**TASK PROMPT:** Leaving out every picture, quote the data below exactly as it appears.

BEGIN EXTRACTED ENTRIES

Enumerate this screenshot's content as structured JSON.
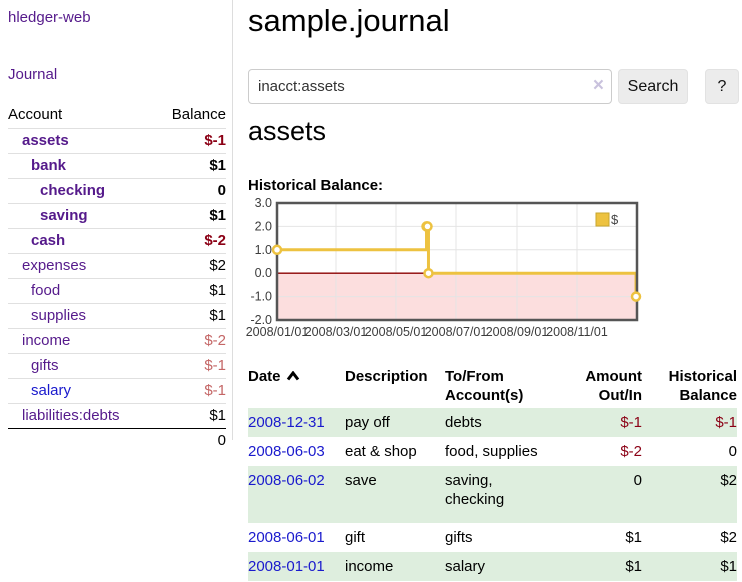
{
  "brand": "hledger-web",
  "nav": {
    "journal": "Journal"
  },
  "sidebar": {
    "account_header": "Account",
    "balance_header": "Balance",
    "rows": [
      {
        "name": "assets",
        "balance": "$-1",
        "level": 1,
        "bold": true,
        "name_tone": "purple",
        "balance_tone": "dark-red"
      },
      {
        "name": "bank",
        "balance": "$1",
        "level": 2,
        "bold": true,
        "name_tone": "purple",
        "balance_tone": "black"
      },
      {
        "name": "checking",
        "balance": "0",
        "level": 3,
        "bold": true,
        "name_tone": "purple",
        "balance_tone": "black"
      },
      {
        "name": "saving",
        "balance": "$1",
        "level": 3,
        "bold": true,
        "name_tone": "purple",
        "balance_tone": "black"
      },
      {
        "name": "cash",
        "balance": "$-2",
        "level": 2,
        "bold": true,
        "name_tone": "purple",
        "balance_tone": "dark-red"
      },
      {
        "name": "expenses",
        "balance": "$2",
        "level": 1,
        "bold": false,
        "name_tone": "purple",
        "balance_tone": "black"
      },
      {
        "name": "food",
        "balance": "$1",
        "level": 2,
        "bold": false,
        "name_tone": "purple",
        "balance_tone": "black"
      },
      {
        "name": "supplies",
        "balance": "$1",
        "level": 2,
        "bold": false,
        "name_tone": "purple",
        "balance_tone": "black"
      },
      {
        "name": "income",
        "balance": "$-2",
        "level": 1,
        "bold": false,
        "name_tone": "purple",
        "balance_tone": "faint-red"
      },
      {
        "name": "gifts",
        "balance": "$-1",
        "level": 2,
        "bold": false,
        "name_tone": "purple",
        "balance_tone": "faint-red"
      },
      {
        "name": "salary",
        "balance": "$-1",
        "level": 2,
        "bold": false,
        "name_tone": "blue",
        "balance_tone": "faint-red"
      },
      {
        "name": "liabilities:debts",
        "balance": "$1",
        "level": 1,
        "bold": false,
        "name_tone": "purple",
        "balance_tone": "black"
      }
    ],
    "total": "0"
  },
  "main": {
    "title": "sample.journal",
    "search": {
      "value": "inacct:assets",
      "clear": "×",
      "button": "Search",
      "help": "?"
    },
    "heading": "assets",
    "chart_title": "Historical Balance:"
  },
  "chart_data": {
    "type": "line",
    "title": "Historical Balance:",
    "series": [
      {
        "name": "$",
        "color": "#edc240",
        "points": [
          [
            "2008-01-01",
            1
          ],
          [
            "2008-06-01",
            2
          ],
          [
            "2008-06-02",
            2
          ],
          [
            "2008-06-03",
            0
          ],
          [
            "2008-12-31",
            -1
          ]
        ]
      }
    ],
    "step": true,
    "ylim": [
      -2,
      3
    ],
    "xlim": [
      "2008-01-01",
      "2009-01-01"
    ],
    "yticks": [
      3,
      2,
      1,
      0,
      -1,
      -2
    ],
    "xticks": [
      "2008/01/01",
      "2008/03/01",
      "2008/05/01",
      "2008/07/01",
      "2008/09/01",
      "2008/11/01"
    ],
    "legend": {
      "label": "$",
      "position": "top-right"
    },
    "colors": {
      "negative_fill": "#fcdede",
      "zero_line": "#8b0000",
      "border": "#555555",
      "grid": "#e4e4e4",
      "tick_text": "#3c3c3c"
    },
    "grid": true
  },
  "register": {
    "headers": {
      "date": "Date",
      "description": "Description",
      "accounts": "To/From\nAccount(s)",
      "amount": "Amount\nOut/In",
      "balance": "Historical\nBalance"
    },
    "rows": [
      {
        "date": "2008-12-31",
        "description": "pay off",
        "accounts": "debts",
        "amount": "$-1",
        "balance": "$-1"
      },
      {
        "date": "2008-06-03",
        "description": "eat & shop",
        "accounts": "food, supplies",
        "amount": "$-2",
        "balance": "0"
      },
      {
        "date": "2008-06-02",
        "description": "save",
        "accounts": "saving,\nchecking",
        "amount": "0",
        "balance": "$2"
      },
      {
        "date": "2008-06-01",
        "description": "gift",
        "accounts": "gifts",
        "amount": "$1",
        "balance": "$2"
      },
      {
        "date": "2008-01-01",
        "description": "income",
        "accounts": "salary",
        "amount": "$1",
        "balance": "$1"
      }
    ]
  }
}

END EXTRACTED ENTRIES

**ANSWER TO THIS PROBLEM:**
Enumerate this screenshot's content as structured JSON.
{
  "brand": "hledger-web",
  "nav": {
    "journal": "Journal"
  },
  "sidebar": {
    "account_header": "Account",
    "balance_header": "Balance",
    "rows": [
      {
        "name": "assets",
        "balance": "$-1",
        "level": 1,
        "bold": true,
        "name_tone": "purple",
        "balance_tone": "dark-red"
      },
      {
        "name": "bank",
        "balance": "$1",
        "level": 2,
        "bold": true,
        "name_tone": "purple",
        "balance_tone": "black"
      },
      {
        "name": "checking",
        "balance": "0",
        "level": 3,
        "bold": true,
        "name_tone": "purple",
        "balance_tone": "black"
      },
      {
        "name": "saving",
        "balance": "$1",
        "level": 3,
        "bold": true,
        "name_tone": "purple",
        "balance_tone": "black"
      },
      {
        "name": "cash",
        "balance": "$-2",
        "level": 2,
        "bold": true,
        "name_tone": "purple",
        "balance_tone": "dark-red"
      },
      {
        "name": "expenses",
        "balance": "$2",
        "level": 1,
        "bold": false,
        "name_tone": "purple",
        "balance_tone": "black"
      },
      {
        "name": "food",
        "balance": "$1",
        "level": 2,
        "bold": false,
        "name_tone": "purple",
        "balance_tone": "black"
      },
      {
        "name": "supplies",
        "balance": "$1",
        "level": 2,
        "bold": false,
        "name_tone": "purple",
        "balance_tone": "black"
      },
      {
        "name": "income",
        "balance": "$-2",
        "level": 1,
        "bold": false,
        "name_tone": "purple",
        "balance_tone": "faint-red"
      },
      {
        "name": "gifts",
        "balance": "$-1",
        "level": 2,
        "bold": false,
        "name_tone": "purple",
        "balance_tone": "faint-red"
      },
      {
        "name": "salary",
        "balance": "$-1",
        "level": 2,
        "bold": false,
        "name_tone": "blue",
        "balance_tone": "faint-red"
      },
      {
        "name": "liabilities:debts",
        "balance": "$1",
        "level": 1,
        "bold": false,
        "name_tone": "purple",
        "balance_tone": "black"
      }
    ],
    "total": "0"
  },
  "main": {
    "title": "sample.journal",
    "search": {
      "value": "inacct:assets",
      "clear": "×",
      "button": "Search",
      "help": "?"
    },
    "heading": "assets",
    "chart_title": "Historical Balance:"
  },
  "chart_data": {
    "type": "line",
    "title": "Historical Balance:",
    "series": [
      {
        "name": "$",
        "color": "#edc240",
        "points": [
          [
            "2008-01-01",
            1
          ],
          [
            "2008-06-01",
            2
          ],
          [
            "2008-06-02",
            2
          ],
          [
            "2008-06-03",
            0
          ],
          [
            "2008-12-31",
            -1
          ]
        ]
      }
    ],
    "step": true,
    "ylim": [
      -2,
      3
    ],
    "xlim": [
      "2008-01-01",
      "2009-01-01"
    ],
    "yticks": [
      3,
      2,
      1,
      0,
      -1,
      -2
    ],
    "xticks": [
      "2008/01/01",
      "2008/03/01",
      "2008/05/01",
      "2008/07/01",
      "2008/09/01",
      "2008/11/01"
    ],
    "legend": {
      "label": "$",
      "position": "top-right"
    },
    "colors": {
      "negative_fill": "#fcdede",
      "zero_line": "#8b0000",
      "border": "#555555",
      "grid": "#e4e4e4",
      "tick_text": "#3c3c3c"
    },
    "grid": true
  },
  "register": {
    "headers": {
      "date": "Date",
      "description": "Description",
      "accounts": "To/From\nAccount(s)",
      "amount": "Amount\nOut/In",
      "balance": "Historical\nBalance"
    },
    "rows": [
      {
        "date": "2008-12-31",
        "description": "pay off",
        "accounts": "debts",
        "amount": "$-1",
        "balance": "$-1"
      },
      {
        "date": "2008-06-03",
        "description": "eat & shop",
        "accounts": "food, supplies",
        "amount": "$-2",
        "balance": "0"
      },
      {
        "date": "2008-06-02",
        "description": "save",
        "accounts": "saving,\nchecking",
        "amount": "0",
        "balance": "$2"
      },
      {
        "date": "2008-06-01",
        "description": "gift",
        "accounts": "gifts",
        "amount": "$1",
        "balance": "$2"
      },
      {
        "date": "2008-01-01",
        "description": "income",
        "accounts": "salary",
        "amount": "$1",
        "balance": "$1"
      }
    ]
  }
}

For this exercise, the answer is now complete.